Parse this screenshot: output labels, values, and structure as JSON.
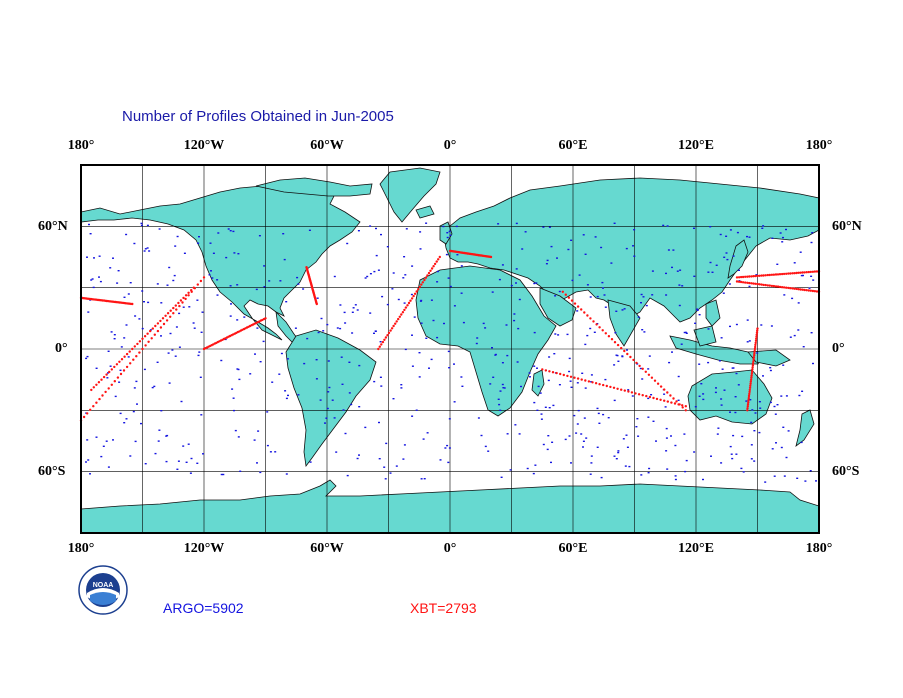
{
  "title": "Number of Profiles Obtained in Jun-2005",
  "map": {
    "projection": "equirectangular",
    "lon_range": [
      -180,
      180
    ],
    "lat_range": [
      -90,
      90
    ],
    "top_ticks": [
      "180°",
      "120°W",
      "60°W",
      "0°",
      "60°E",
      "120°E",
      "180°"
    ],
    "bottom_ticks": [
      "180°",
      "120°W",
      "60°W",
      "0°",
      "60°E",
      "120°E",
      "180°"
    ],
    "left_ticks": [
      "60°N",
      "0°",
      "60°S"
    ],
    "right_ticks": [
      "60°N",
      "0°",
      "60°S"
    ],
    "land_color": "#66d9d0",
    "ocean_color": "#ffffff",
    "argo_color": "#1414e0",
    "xbt_color": "#ff1414"
  },
  "legend": {
    "argo": "ARGO=5902",
    "xbt": "XBT=2793"
  },
  "logo": {
    "icon": "noaa-logo-icon",
    "text": "NOAA"
  }
}
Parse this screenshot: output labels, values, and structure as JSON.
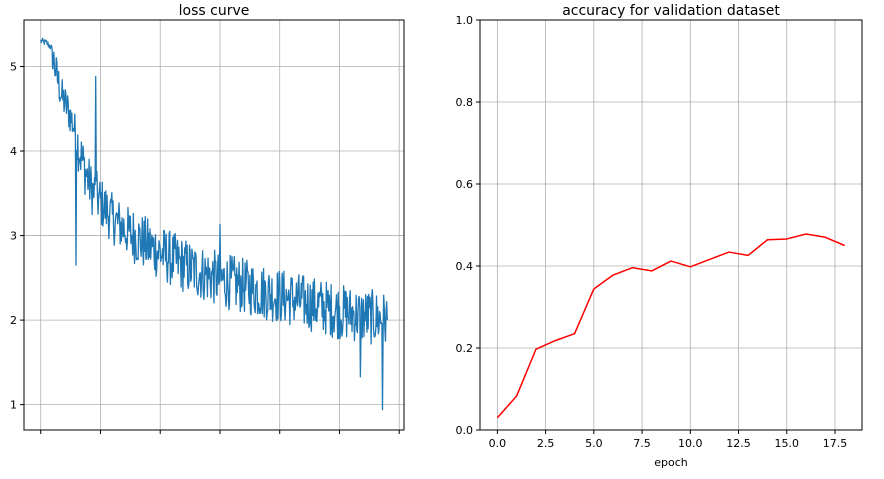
{
  "chart_data": [
    {
      "type": "line",
      "title": "loss curve",
      "xlabel": "",
      "ylabel": "",
      "grid": true,
      "xlim": [
        -28,
        608
      ],
      "ylim": [
        0.7,
        5.55
      ],
      "x_ticks_labeled": false,
      "y_ticks": [
        1,
        2,
        3,
        4,
        5
      ],
      "series": [
        {
          "color": "#1f77b4",
          "keypoints": [
            [
              0,
              5.3
            ],
            [
              10,
              5.28
            ],
            [
              18,
              5.22
            ],
            [
              25,
              4.95
            ],
            [
              35,
              4.65
            ],
            [
              45,
              4.5
            ],
            [
              55,
              4.3
            ],
            [
              65,
              4.0
            ],
            [
              75,
              3.75
            ],
            [
              85,
              3.55
            ],
            [
              100,
              3.4
            ],
            [
              120,
              3.2
            ],
            [
              140,
              3.08
            ],
            [
              160,
              2.98
            ],
            [
              180,
              2.88
            ],
            [
              200,
              2.8
            ],
            [
              230,
              2.68
            ],
            [
              260,
              2.58
            ],
            [
              300,
              2.48
            ],
            [
              340,
              2.4
            ],
            [
              380,
              2.32
            ],
            [
              420,
              2.25
            ],
            [
              460,
              2.18
            ],
            [
              500,
              2.1
            ],
            [
              540,
              2.05
            ],
            [
              580,
              2.0
            ]
          ],
          "spikes": [
            [
              59,
              2.65
            ],
            [
              92,
              4.88
            ],
            [
              145,
              2.92
            ],
            [
              300,
              3.13
            ],
            [
              572,
              0.94
            ],
            [
              535,
              1.33
            ]
          ]
        }
      ]
    },
    {
      "type": "line",
      "title": "accuracy for validation dataset",
      "xlabel": "epoch",
      "ylabel": "",
      "grid": true,
      "xlim": [
        -0.9,
        18.9
      ],
      "ylim": [
        0.0,
        1.0
      ],
      "x_ticks": [
        "0.0",
        "2.5",
        "5.0",
        "7.5",
        "10.0",
        "12.5",
        "15.0",
        "17.5"
      ],
      "y_ticks": [
        "0.0",
        "0.2",
        "0.4",
        "0.6",
        "0.8",
        "1.0"
      ],
      "series": [
        {
          "color": "#ff0000",
          "x": [
            0,
            1,
            2,
            3,
            4,
            5,
            6,
            7,
            8,
            9,
            10,
            11,
            12,
            13,
            14,
            15,
            16,
            17,
            18
          ],
          "y": [
            0.03,
            0.083,
            0.197,
            0.218,
            0.235,
            0.344,
            0.378,
            0.396,
            0.388,
            0.412,
            0.398,
            0.416,
            0.434,
            0.426,
            0.464,
            0.466,
            0.478,
            0.47,
            0.45
          ]
        }
      ]
    }
  ]
}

* _TASK BRIEF_
Exclude all images and restate the records above word for word.

* _SOLUTION TO THIS EXERCISE_
Parse this screenshot: output labels, values, and structure as JSON.
{
  "title": "Number of Profiles Obtained in Jun-2005",
  "map": {
    "projection": "equirectangular",
    "lon_range": [
      -180,
      180
    ],
    "lat_range": [
      -90,
      90
    ],
    "top_ticks": [
      "180°",
      "120°W",
      "60°W",
      "0°",
      "60°E",
      "120°E",
      "180°"
    ],
    "bottom_ticks": [
      "180°",
      "120°W",
      "60°W",
      "0°",
      "60°E",
      "120°E",
      "180°"
    ],
    "left_ticks": [
      "60°N",
      "0°",
      "60°S"
    ],
    "right_ticks": [
      "60°N",
      "0°",
      "60°S"
    ],
    "land_color": "#66d9d0",
    "ocean_color": "#ffffff",
    "argo_color": "#1414e0",
    "xbt_color": "#ff1414"
  },
  "legend": {
    "argo": "ARGO=5902",
    "xbt": "XBT=2793"
  },
  "logo": {
    "icon": "noaa-logo-icon",
    "text": "NOAA"
  }
}
Parse this screenshot: output labels, values, and structure as JSON.
{
  "chart_data": [
    {
      "type": "line",
      "title": "loss curve",
      "xlabel": "",
      "ylabel": "",
      "grid": true,
      "xlim": [
        -28,
        608
      ],
      "ylim": [
        0.7,
        5.55
      ],
      "x_ticks_labeled": false,
      "y_ticks": [
        1,
        2,
        3,
        4,
        5
      ],
      "series": [
        {
          "color": "#1f77b4",
          "keypoints": [
            [
              0,
              5.3
            ],
            [
              10,
              5.28
            ],
            [
              18,
              5.22
            ],
            [
              25,
              4.95
            ],
            [
              35,
              4.65
            ],
            [
              45,
              4.5
            ],
            [
              55,
              4.3
            ],
            [
              65,
              4.0
            ],
            [
              75,
              3.75
            ],
            [
              85,
              3.55
            ],
            [
              100,
              3.4
            ],
            [
              120,
              3.2
            ],
            [
              140,
              3.08
            ],
            [
              160,
              2.98
            ],
            [
              180,
              2.88
            ],
            [
              200,
              2.8
            ],
            [
              230,
              2.68
            ],
            [
              260,
              2.58
            ],
            [
              300,
              2.48
            ],
            [
              340,
              2.4
            ],
            [
              380,
              2.32
            ],
            [
              420,
              2.25
            ],
            [
              460,
              2.18
            ],
            [
              500,
              2.1
            ],
            [
              540,
              2.05
            ],
            [
              580,
              2.0
            ]
          ],
          "spikes": [
            [
              59,
              2.65
            ],
            [
              92,
              4.88
            ],
            [
              145,
              2.92
            ],
            [
              300,
              3.13
            ],
            [
              572,
              0.94
            ],
            [
              535,
              1.33
            ]
          ]
        }
      ]
    },
    {
      "type": "line",
      "title": "accuracy for validation dataset",
      "xlabel": "epoch",
      "ylabel": "",
      "grid": true,
      "xlim": [
        -0.9,
        18.9
      ],
      "ylim": [
        0.0,
        1.0
      ],
      "x_ticks": [
        "0.0",
        "2.5",
        "5.0",
        "7.5",
        "10.0",
        "12.5",
        "15.0",
        "17.5"
      ],
      "y_ticks": [
        "0.0",
        "0.2",
        "0.4",
        "0.6",
        "0.8",
        "1.0"
      ],
      "series": [
        {
          "color": "#ff0000",
          "x": [
            0,
            1,
            2,
            3,
            4,
            5,
            6,
            7,
            8,
            9,
            10,
            11,
            12,
            13,
            14,
            15,
            16,
            17,
            18
          ],
          "y": [
            0.03,
            0.083,
            0.197,
            0.218,
            0.235,
            0.344,
            0.378,
            0.396,
            0.388,
            0.412,
            0.398,
            0.416,
            0.434,
            0.426,
            0.464,
            0.466,
            0.478,
            0.47,
            0.45
          ]
        }
      ]
    }
  ]
}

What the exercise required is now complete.